● **Task details**
Without the pictures, write out all the lines below exactly as they appear.

● **Dataset rows**
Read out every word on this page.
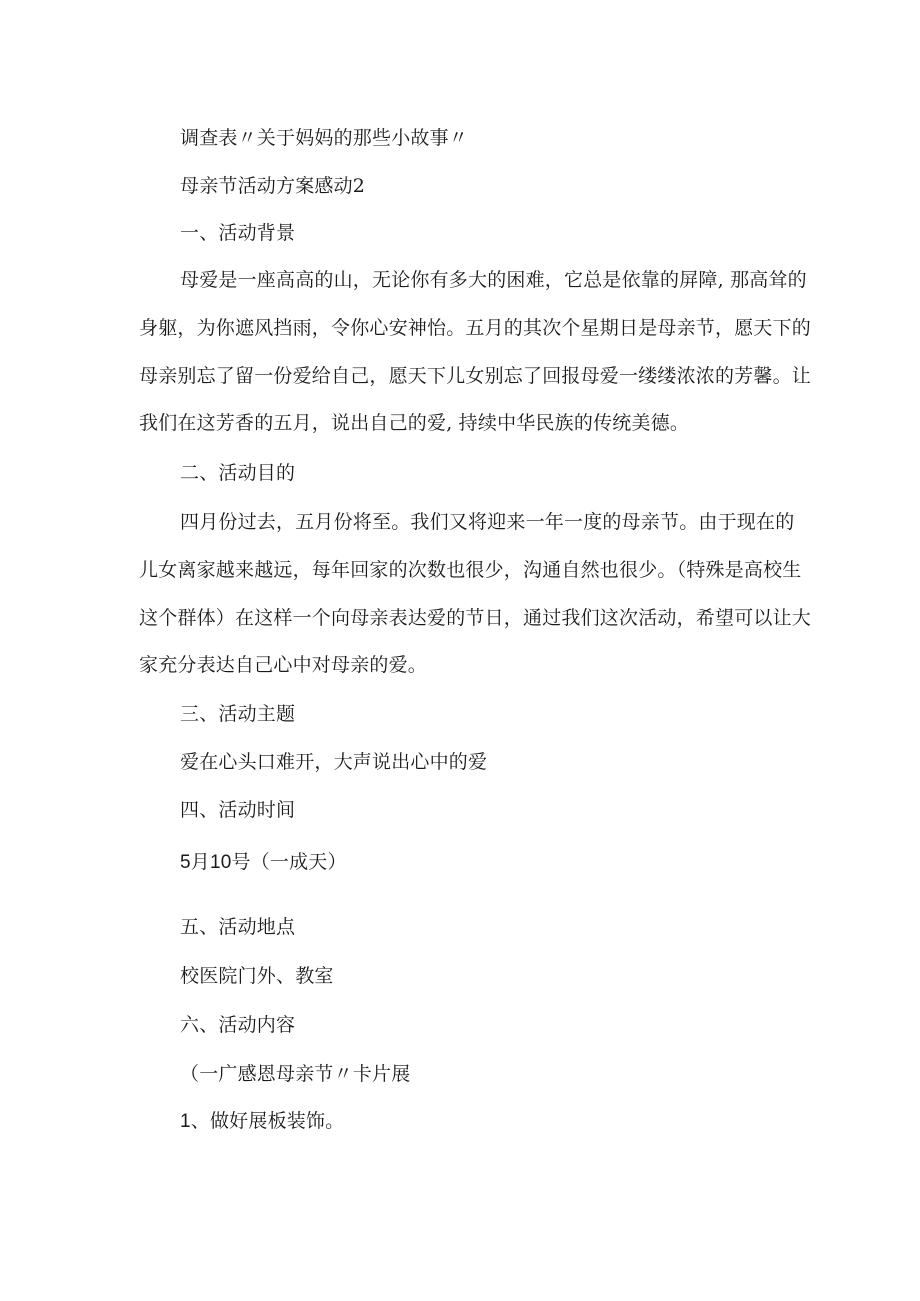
调查表〃关于妈妈的那些小故事〃
母亲节活动方案感动2
一、活动背景
母爱是一座高高的山，无论你有多大的困难，它总是依靠的屏障, 那高耸的
身躯，为你遮风挡雨，令你心安神怡。五月的其次个星期日是母亲节，愿天下的
母亲别忘了留一份爱给自己，愿天下儿女别忘了回报母爱一缕缕浓浓的芳馨。让
我们在这芳香的五月，说出自己的爱, 持续中华民族的传统美德。
二、活动目的
四月份过去，五月份将至。我们又将迎来一年一度的母亲节。由于现在的
儿女离家越来越远，每年回家的次数也很少，沟通自然也很少。（特殊是高校生
这个群体）在这样一个向母亲表达爱的节日，通过我们这次活动，希望可以让大
家充分表达自己心中对母亲的爱。
三、活动主题
爱在心头口难开，大声说出心中的爱
四、活动时间
5月10号（一成天）
五、活动地点
校医院门外、教室
六、活动内容
（一广感恩母亲节〃卡片展
1、做好展板装饰。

● **Correct answer**
Read out every word on this page.
调查表〃关于妈妈的那些小故事〃
母亲节活动方案感动2
一、活动背景
母爱是一座高高的山，无论你有多大的困难，它总是依靠的屏障, 那高耸的
身躯，为你遮风挡雨，令你心安神怡。五月的其次个星期日是母亲节，愿天下的
母亲别忘了留一份爱给自己，愿天下儿女别忘了回报母爱一缕缕浓浓的芳馨。让
我们在这芳香的五月，说出自己的爱, 持续中华民族的传统美德。
二、活动目的
四月份过去，五月份将至。我们又将迎来一年一度的母亲节。由于现在的
儿女离家越来越远，每年回家的次数也很少，沟通自然也很少。（特殊是高校生
这个群体）在这样一个向母亲表达爱的节日，通过我们这次活动，希望可以让大
家充分表达自己心中对母亲的爱。
三、活动主题
爱在心头口难开，大声说出心中的爱
四、活动时间
5月10号（一成天）
五、活动地点
校医院门外、教室
六、活动内容
（一广感恩母亲节〃卡片展
1、做好展板装饰。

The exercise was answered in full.